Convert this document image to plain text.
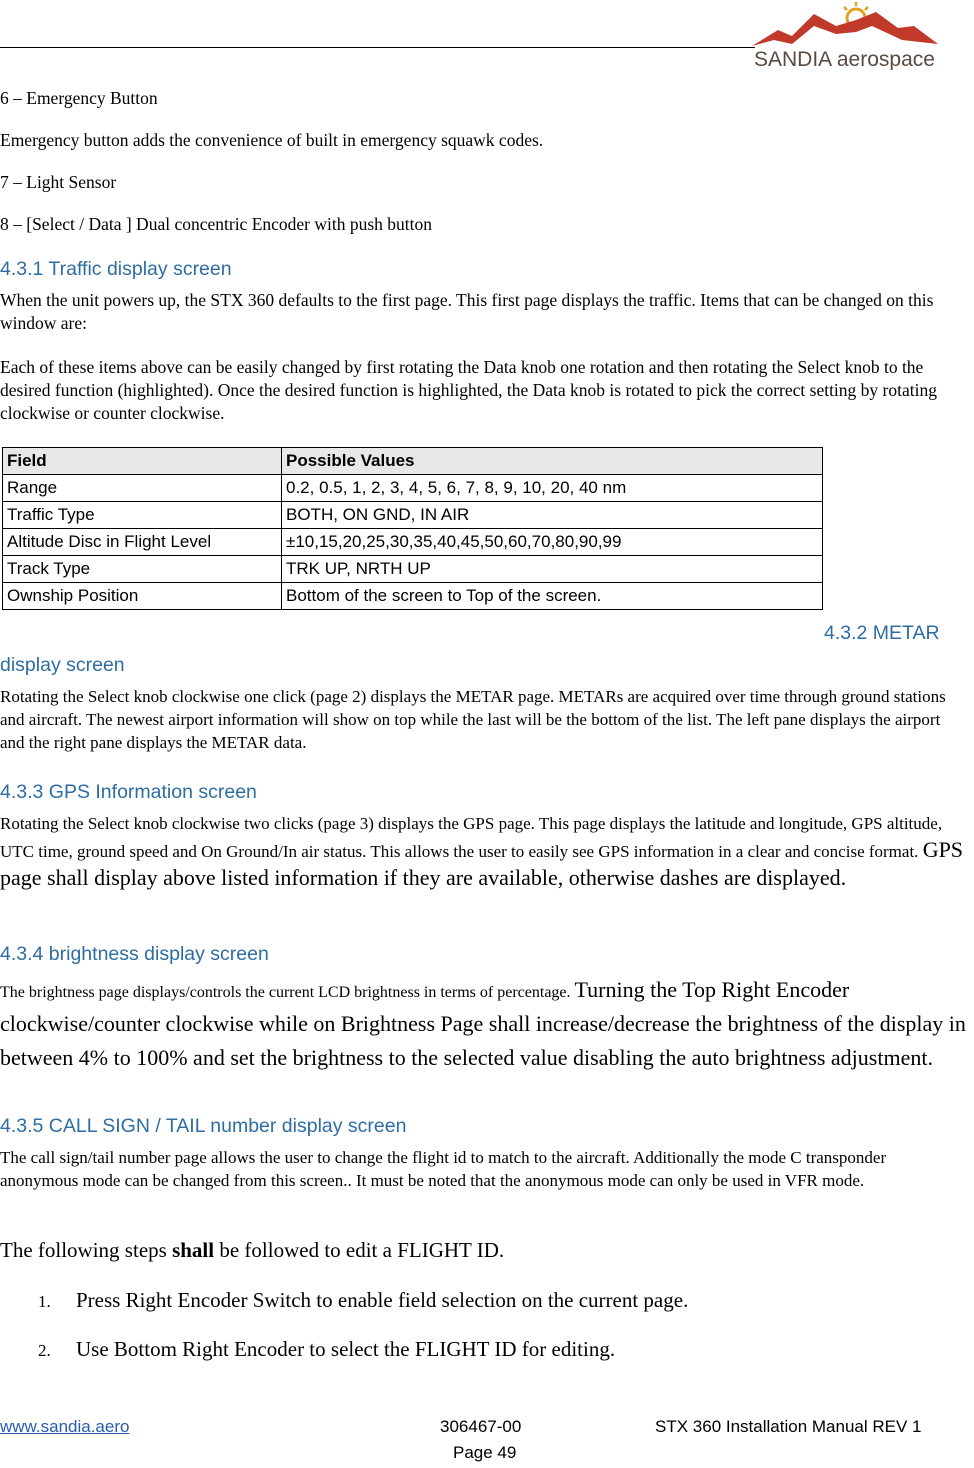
SANDIA aerospace
6 – Emergency Button
Emergency button adds the convenience of built in emergency squawk codes.
7 – Light Sensor
8 – [Select / Data ] Dual concentric Encoder with push button
4.3.1 Traffic display screen
When the unit powers up, the STX 360 defaults to the first page. This first page displays the traffic. Items that can be changed on this window are:
Each of these items above can be easily changed by first rotating the Data knob one rotation and then rotating the Select knob to the desired function (highlighted). Once the desired function is highlighted, the Data knob is rotated to pick the correct setting by rotating clockwise or counter clockwise.
Field	Possible Values
Range	0.2, 0.5, 1, 2, 3, 4, 5, 6, 7, 8, 9, 10, 20, 40 nm
Traffic Type	BOTH, ON GND, IN AIR
Altitude Disc in Flight Level	±10,15,20,25,30,35,40,45,50,60,70,80,90,99
Track Type	TRK UP, NRTH UP
Ownship Position	Bottom of the screen to Top of the screen.
4.3.2 METAR
display screen
Rotating the Select knob clockwise one click (page 2) displays the METAR page. METARs are acquired over time through ground stations and aircraft. The newest airport information will show on top while the last will be the bottom of the list. The left pane displays the airport and the right pane displays the METAR data.
4.3.3 GPS Information screen
Rotating the Select knob clockwise two clicks (page 3) displays the GPS page. This page displays the latitude and longitude, GPS altitude, UTC time, ground speed and On Ground/In air status. This allows the user to easily see GPS information in a clear and concise format. GPS page shall display above listed information if they are available, otherwise dashes are displayed.
4.3.4 brightness display screen
The brightness page displays/controls the current LCD brightness in terms of percentage. Turning the Top Right Encoder clockwise/counter clockwise while on Brightness Page shall increase/decrease the brightness of the display in between 4% to 100% and set the brightness to the selected value disabling the auto brightness adjustment.
4.3.5 CALL SIGN / TAIL number display screen
The call sign/tail number page allows the user to change the flight id to match to the aircraft. Additionally the mode C transponder anonymous mode can be changed from this screen.. It must be noted that the anonymous mode can only be used in VFR mode.
The following steps shall be followed to edit a FLIGHT ID.
1. Press Right Encoder Switch to enable field selection on the current page.
2. Use Bottom Right Encoder to select the FLIGHT ID for editing.
www.sandia.aero	306467-00	STX 360 Installation Manual REV 1
Page 49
· · ·
> What this task involves: Scan the listing above and identify each line holding the string "Type"; copy every such line.

> Solution to this problem:
Traffic Type	BOTH, ON GND, IN AIR
Track Type	TRK UP, NRTH UP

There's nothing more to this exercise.